[Problem description]: Spot each line that carries the word "font"; copy those lines.

---- Materials provided

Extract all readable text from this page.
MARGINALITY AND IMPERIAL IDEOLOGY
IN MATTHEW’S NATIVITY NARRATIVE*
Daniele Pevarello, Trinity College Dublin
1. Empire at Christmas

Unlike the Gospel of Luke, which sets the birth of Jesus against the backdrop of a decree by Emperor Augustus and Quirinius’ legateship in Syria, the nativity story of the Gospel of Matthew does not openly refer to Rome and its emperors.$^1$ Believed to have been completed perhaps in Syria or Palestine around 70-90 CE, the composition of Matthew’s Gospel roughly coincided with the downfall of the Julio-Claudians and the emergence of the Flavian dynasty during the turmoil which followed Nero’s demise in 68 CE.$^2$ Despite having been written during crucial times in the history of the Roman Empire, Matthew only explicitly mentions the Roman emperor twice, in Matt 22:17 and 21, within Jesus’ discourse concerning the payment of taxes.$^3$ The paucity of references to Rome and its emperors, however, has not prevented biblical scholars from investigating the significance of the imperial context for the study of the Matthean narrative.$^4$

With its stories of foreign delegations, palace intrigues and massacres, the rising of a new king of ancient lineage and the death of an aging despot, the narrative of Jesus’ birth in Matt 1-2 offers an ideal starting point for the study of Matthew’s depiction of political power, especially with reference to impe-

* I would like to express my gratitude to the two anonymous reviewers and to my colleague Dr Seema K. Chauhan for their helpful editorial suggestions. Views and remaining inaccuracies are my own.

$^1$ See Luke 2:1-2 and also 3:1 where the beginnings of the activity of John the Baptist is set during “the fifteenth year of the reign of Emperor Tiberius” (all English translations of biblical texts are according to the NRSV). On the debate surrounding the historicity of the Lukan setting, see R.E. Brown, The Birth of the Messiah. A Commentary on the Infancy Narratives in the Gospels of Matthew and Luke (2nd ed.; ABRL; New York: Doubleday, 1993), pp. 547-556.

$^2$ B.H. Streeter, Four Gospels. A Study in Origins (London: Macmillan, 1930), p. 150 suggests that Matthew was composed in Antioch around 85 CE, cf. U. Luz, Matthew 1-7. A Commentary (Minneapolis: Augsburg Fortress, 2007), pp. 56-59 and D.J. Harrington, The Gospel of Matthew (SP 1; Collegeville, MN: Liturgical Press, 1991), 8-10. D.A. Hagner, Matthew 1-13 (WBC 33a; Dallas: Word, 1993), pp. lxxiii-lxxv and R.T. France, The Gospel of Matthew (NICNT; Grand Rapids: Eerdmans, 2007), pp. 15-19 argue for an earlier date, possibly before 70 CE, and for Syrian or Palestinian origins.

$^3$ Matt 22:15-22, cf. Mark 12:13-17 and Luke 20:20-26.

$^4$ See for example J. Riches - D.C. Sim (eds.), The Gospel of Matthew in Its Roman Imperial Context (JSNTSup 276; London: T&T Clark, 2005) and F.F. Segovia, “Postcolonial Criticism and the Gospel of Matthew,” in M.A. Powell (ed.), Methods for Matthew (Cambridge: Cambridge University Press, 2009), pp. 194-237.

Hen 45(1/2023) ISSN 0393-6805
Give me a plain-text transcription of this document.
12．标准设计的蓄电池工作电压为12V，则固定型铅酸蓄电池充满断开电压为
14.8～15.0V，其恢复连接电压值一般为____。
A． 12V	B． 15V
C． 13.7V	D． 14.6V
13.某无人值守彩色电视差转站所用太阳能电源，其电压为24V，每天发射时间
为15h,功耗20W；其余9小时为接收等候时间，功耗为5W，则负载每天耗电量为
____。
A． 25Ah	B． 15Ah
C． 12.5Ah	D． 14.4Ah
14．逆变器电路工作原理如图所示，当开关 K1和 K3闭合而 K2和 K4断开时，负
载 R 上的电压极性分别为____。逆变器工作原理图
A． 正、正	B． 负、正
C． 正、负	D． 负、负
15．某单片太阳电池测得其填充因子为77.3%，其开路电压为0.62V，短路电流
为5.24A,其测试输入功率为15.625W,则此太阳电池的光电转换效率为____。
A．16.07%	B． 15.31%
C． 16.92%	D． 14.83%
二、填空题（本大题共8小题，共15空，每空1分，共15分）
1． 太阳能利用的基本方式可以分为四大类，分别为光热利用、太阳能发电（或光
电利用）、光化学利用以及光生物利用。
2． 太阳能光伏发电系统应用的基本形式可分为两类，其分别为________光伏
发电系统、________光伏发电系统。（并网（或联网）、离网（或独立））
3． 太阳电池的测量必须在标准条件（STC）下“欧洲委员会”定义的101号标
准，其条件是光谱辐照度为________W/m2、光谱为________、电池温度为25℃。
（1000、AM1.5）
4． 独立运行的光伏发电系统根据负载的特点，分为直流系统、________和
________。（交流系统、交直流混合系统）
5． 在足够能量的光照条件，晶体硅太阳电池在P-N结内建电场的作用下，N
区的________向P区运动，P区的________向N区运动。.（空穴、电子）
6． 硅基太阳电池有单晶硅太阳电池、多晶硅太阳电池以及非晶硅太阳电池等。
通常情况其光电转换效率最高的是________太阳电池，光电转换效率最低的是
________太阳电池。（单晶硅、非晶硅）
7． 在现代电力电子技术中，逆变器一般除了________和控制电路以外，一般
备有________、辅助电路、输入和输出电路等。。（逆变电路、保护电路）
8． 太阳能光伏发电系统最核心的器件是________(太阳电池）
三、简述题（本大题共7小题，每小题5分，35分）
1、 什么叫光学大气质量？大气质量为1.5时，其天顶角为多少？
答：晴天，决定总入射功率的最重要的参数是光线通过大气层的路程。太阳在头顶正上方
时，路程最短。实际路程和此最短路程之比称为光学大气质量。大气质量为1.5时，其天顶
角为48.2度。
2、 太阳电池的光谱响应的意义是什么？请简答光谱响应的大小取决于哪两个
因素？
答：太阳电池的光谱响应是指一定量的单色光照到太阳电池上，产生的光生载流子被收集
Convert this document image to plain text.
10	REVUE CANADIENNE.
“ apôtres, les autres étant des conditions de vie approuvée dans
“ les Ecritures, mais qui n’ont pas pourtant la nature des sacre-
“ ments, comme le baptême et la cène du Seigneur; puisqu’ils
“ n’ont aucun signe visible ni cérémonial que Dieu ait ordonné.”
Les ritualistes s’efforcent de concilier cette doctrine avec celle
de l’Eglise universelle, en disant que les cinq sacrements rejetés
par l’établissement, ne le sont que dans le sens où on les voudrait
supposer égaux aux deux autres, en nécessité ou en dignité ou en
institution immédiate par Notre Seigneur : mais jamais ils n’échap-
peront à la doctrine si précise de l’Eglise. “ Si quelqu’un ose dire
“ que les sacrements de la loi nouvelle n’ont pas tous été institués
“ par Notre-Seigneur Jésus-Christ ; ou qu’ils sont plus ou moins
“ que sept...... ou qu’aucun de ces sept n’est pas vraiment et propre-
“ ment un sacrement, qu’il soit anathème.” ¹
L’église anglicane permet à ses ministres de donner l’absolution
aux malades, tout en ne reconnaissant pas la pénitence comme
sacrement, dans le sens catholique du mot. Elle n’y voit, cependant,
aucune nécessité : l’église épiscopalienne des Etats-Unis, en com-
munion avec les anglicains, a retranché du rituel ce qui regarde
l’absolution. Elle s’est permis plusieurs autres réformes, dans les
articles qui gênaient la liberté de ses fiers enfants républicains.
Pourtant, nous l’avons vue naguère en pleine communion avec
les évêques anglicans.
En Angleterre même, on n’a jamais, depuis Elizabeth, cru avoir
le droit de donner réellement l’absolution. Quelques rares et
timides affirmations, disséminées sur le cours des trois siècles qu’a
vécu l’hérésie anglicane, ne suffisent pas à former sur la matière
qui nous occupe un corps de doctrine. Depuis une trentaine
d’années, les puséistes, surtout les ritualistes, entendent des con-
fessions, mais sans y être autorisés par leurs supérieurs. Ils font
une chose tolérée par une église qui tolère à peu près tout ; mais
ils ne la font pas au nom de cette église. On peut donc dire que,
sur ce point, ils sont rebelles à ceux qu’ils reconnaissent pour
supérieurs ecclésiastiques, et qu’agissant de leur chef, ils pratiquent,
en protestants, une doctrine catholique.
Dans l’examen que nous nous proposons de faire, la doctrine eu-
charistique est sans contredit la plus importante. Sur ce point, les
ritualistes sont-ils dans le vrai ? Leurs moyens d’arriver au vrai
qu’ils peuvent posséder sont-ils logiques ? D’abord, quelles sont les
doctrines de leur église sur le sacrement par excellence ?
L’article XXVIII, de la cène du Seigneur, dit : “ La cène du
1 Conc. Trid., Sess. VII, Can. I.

--------

[Output]:
fessions, mais sans y être autorisés par leurs supérieurs. Ils font
ils ne la font pas au nom de cette église. On peut donc dire que,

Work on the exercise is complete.